DATASET -
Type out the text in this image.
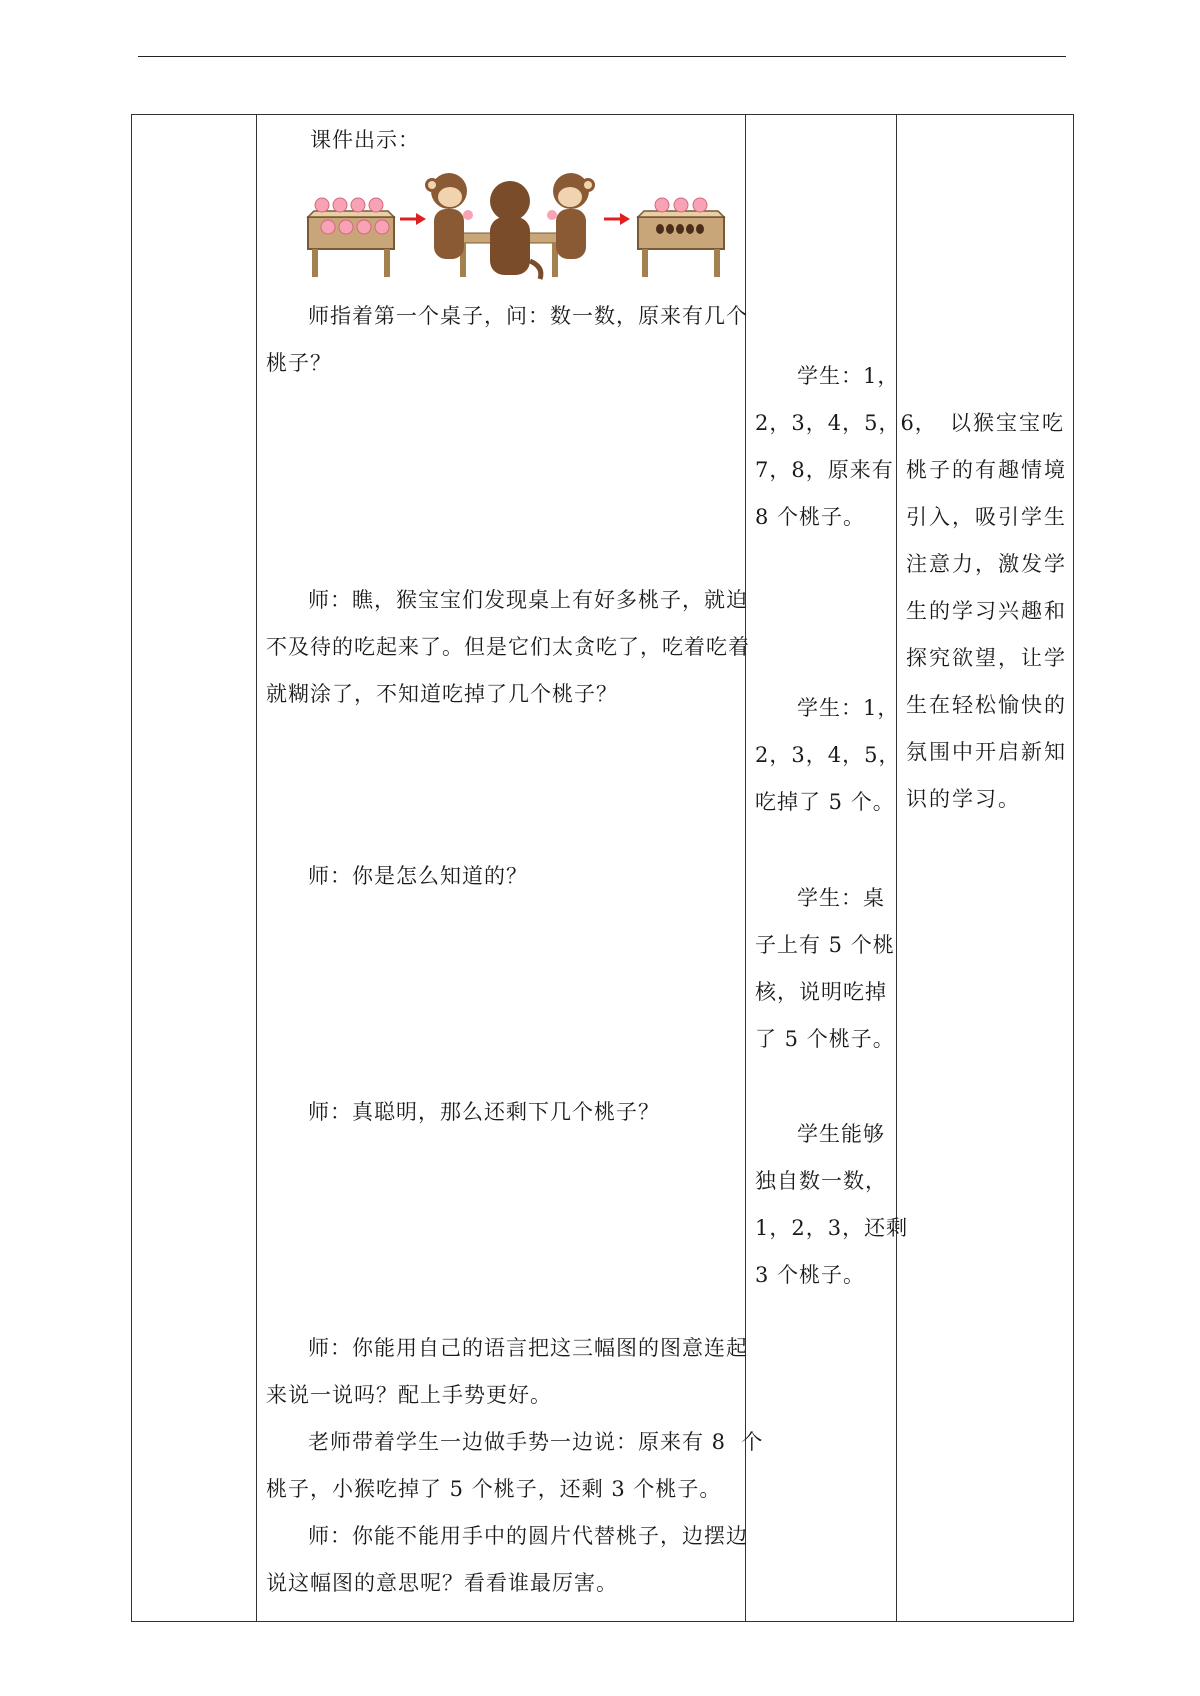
课件出示：
师指着第一个桌子，问：数一数，原来有几个
桃子？
师：瞧，猴宝宝们发现桌上有好多桃子，就迫
不及待的吃起来了。但是它们太贪吃了，吃着吃着
就糊涂了，不知道吃掉了几个桃子？
师：你是怎么知道的？
师：真聪明，那么还剩下几个桃子？
师：你能用自己的语言把这三幅图的图意连起
来说一说吗？配上手势更好。
老师带着学生一边做手势一边说：原来有 8  个
桃子，小猴吃掉了 5 个桃子，还剩 3 个桃子。
师：你能不能用手中的圆片代替桃子，边摆边
说这幅图的意思呢？看看谁最厉害。
学生：1，
2，3，4，5，6，
7，8，原来有
8 个桃子。
学生：1，
2，3，4，5，
吃掉了 5 个。
学生：桌
子上有 5 个桃
核，说明吃掉
了 5 个桃子。
学生能够
独自数一数，
1，2，3，还剩
3 个桃子。
以猴宝宝吃
桃子的有趣情境
引入，吸引学生
注意力，激发学
生的学习兴趣和
探究欲望，让学
生在轻松愉快的
氛围中开启新知
识的学习。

DIRECTIONS FOR THIS TASK - Repeat the records in full, exactly as they appear, without the pictures.

IN RESPONSE -
Type out the text in this image.
课件出示：
师指着第一个桌子，问：数一数，原来有几个
桃子？
师：瞧，猴宝宝们发现桌上有好多桃子，就迫
不及待的吃起来了。但是它们太贪吃了，吃着吃着
就糊涂了，不知道吃掉了几个桃子？
师：你是怎么知道的？
师：真聪明，那么还剩下几个桃子？
师：你能用自己的语言把这三幅图的图意连起
来说一说吗？配上手势更好。
老师带着学生一边做手势一边说：原来有 8  个
桃子，小猴吃掉了 5 个桃子，还剩 3 个桃子。
师：你能不能用手中的圆片代替桃子，边摆边
说这幅图的意思呢？看看谁最厉害。
学生：1，
2，3，4，5，6，
7，8，原来有
8 个桃子。
学生：1，
2，3，4，5，
吃掉了 5 个。
学生：桌
子上有 5 个桃
核，说明吃掉
了 5 个桃子。
学生能够
独自数一数，
1，2，3，还剩
3 个桃子。
以猴宝宝吃
桃子的有趣情境
引入，吸引学生
注意力，激发学
生的学习兴趣和
探究欲望，让学
生在轻松愉快的
氛围中开启新知
识的学习。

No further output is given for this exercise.